TEXTABSCHNITT:
Freiheitliche kritisieren „besondere“ Schwimmstunde scharf

Die Stellungnahme des Beirats folge einem einfachen Prinzip, kritisiert der Obmann der Freiheitlichen, Roland Stauder: Man male sich die Welt, wie sie einem gefalle. Was nicht ins eigene Weltbild passe, werde kurzerhand zu „Inklusion“, „Dialog“ und „Selbstbestimmung“ erklärt. Besonders stört sich Stauder an einem Satz des Beirats, wonach es immer jemanden gebe, der zu bestimmen glaube, was der „richtige“ Weg sei, eine Frau zu sein. Genau hier liege der Widerspruch, so der Freiheitliche.

ÜBUNGSAUFGABEN:
1) Bearbeite den Textabschnitt zur Schwimmstunde: Gib ihn von „Die Stellungnahme des“ bis einschließlich „so der Freiheitliche.“ wieder und setze dabei „Parteichef“ an die Stelle von „Obmann“.
2) Beantworte zum Text über die Schwimmstunde:
(a) Was kritisieren die Freiheitlichen laut Überschrift?
(b) Wer ist Obmann der Freiheitlichen?
(c) Wozu wird laut Stauder kurzerhand erklärt, was nicht ins eigene Weltbild passt?
3) Führe den Text über die Kritik der Freiheitlichen an der Schwimmstunde nach seinem letzten Satz weiter.
Die Datensätze spielen hierfür keine Rolle.

Datensätze
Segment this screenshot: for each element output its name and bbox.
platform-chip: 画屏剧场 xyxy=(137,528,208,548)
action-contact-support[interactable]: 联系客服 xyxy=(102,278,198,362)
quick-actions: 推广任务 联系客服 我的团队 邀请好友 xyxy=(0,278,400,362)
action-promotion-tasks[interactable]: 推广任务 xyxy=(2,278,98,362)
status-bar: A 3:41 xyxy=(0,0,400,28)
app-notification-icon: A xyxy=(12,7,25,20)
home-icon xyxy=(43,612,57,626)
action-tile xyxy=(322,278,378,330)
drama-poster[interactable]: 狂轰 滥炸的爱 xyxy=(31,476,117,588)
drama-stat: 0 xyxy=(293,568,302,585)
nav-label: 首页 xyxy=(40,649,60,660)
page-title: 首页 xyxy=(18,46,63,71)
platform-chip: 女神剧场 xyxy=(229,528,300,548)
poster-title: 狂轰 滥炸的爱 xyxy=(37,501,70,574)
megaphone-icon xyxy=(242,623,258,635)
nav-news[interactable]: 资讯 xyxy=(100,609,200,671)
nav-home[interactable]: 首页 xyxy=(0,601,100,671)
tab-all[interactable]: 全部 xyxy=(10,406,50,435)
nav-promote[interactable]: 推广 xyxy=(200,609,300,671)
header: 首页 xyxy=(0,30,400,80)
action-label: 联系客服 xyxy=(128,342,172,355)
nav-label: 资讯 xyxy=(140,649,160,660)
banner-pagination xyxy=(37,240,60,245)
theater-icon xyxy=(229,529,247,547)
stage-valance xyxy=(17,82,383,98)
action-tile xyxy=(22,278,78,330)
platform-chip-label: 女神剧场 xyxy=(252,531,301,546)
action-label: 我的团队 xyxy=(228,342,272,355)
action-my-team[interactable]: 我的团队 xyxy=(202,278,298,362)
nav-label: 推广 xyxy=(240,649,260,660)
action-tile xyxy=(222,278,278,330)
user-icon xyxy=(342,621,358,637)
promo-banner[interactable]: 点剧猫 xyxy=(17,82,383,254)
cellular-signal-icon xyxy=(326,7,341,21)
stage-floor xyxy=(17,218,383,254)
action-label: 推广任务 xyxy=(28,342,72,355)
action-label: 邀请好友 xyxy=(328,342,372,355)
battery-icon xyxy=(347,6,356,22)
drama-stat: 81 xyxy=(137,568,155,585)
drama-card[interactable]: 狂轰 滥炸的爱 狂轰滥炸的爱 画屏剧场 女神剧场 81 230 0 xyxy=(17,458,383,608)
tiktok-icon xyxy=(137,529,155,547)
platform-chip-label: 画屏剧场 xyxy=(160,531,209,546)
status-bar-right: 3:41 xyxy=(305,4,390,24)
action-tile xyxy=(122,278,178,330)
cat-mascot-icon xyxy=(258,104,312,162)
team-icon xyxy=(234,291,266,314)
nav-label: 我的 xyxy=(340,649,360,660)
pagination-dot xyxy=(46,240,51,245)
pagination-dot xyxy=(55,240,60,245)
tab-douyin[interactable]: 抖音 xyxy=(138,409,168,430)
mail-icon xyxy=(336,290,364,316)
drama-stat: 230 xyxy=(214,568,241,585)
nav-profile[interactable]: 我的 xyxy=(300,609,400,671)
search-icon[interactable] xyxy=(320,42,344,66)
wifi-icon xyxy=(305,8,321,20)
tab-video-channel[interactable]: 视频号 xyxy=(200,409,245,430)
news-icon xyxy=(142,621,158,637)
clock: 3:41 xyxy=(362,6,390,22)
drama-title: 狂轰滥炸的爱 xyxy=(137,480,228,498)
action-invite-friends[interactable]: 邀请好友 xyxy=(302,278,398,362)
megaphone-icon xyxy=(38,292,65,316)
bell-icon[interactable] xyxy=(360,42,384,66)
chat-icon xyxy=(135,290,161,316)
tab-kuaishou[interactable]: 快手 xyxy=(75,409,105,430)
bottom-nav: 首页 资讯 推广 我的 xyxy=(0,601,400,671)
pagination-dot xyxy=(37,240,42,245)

LÖSUNGEN:
1)
Die Stellungnahme des Beirats folge einem einfachen Prinzip, kritisiert der Parteichef der Freiheitlichen, Roland Stauder: Man male sich die Welt, wie sie einem gefalle. Was nicht ins eigene Weltbild passe, werde kurzerhand zu „Inklusion“, „Dialog“ und „Selbstbestimmung“ erklärt. Besonders stört sich Stauder an einem Satz des Beirats, wonach es immer jemanden gebe, der zu bestimmen glaube, was der „richtige“ Weg sei, eine Frau zu sein. Genau hier liege der Widerspruch, so der Freiheitliche.

2)
(a) Eine „besondere“ Schwimmstunde.
(b) Roland Stauder.
(c) Zu „Inklusion“, „Dialog“ und „Selbstbestimmung“.

3)
Die entscheidende Frage werde ausgeblendet, meint Stauder: Warum glaube man eigentlich, dass Frauen ihren Körper verhüllen müssten und weshalb würden dafür eigene gesellschaftliche Räume und Sonderregelungen nötig? Religiöse Bekleidungsvorschriften und traditionelle Rollenbilder seien schließlich nicht vom Himmel gefallen, sondern beruhten auf über Jahrhunderte gewachsenen Vorstellungen. Natürlich könne jede erwachsene Frau selbst entscheiden, was sie trage, betont der Obmann. Zwischen der individuellen Freiheit einer Frau und der politischen Institutionalisierung kulturell oder religiös begründeter Sonderregeln bestehe aber ein gewaltiger Unterschied.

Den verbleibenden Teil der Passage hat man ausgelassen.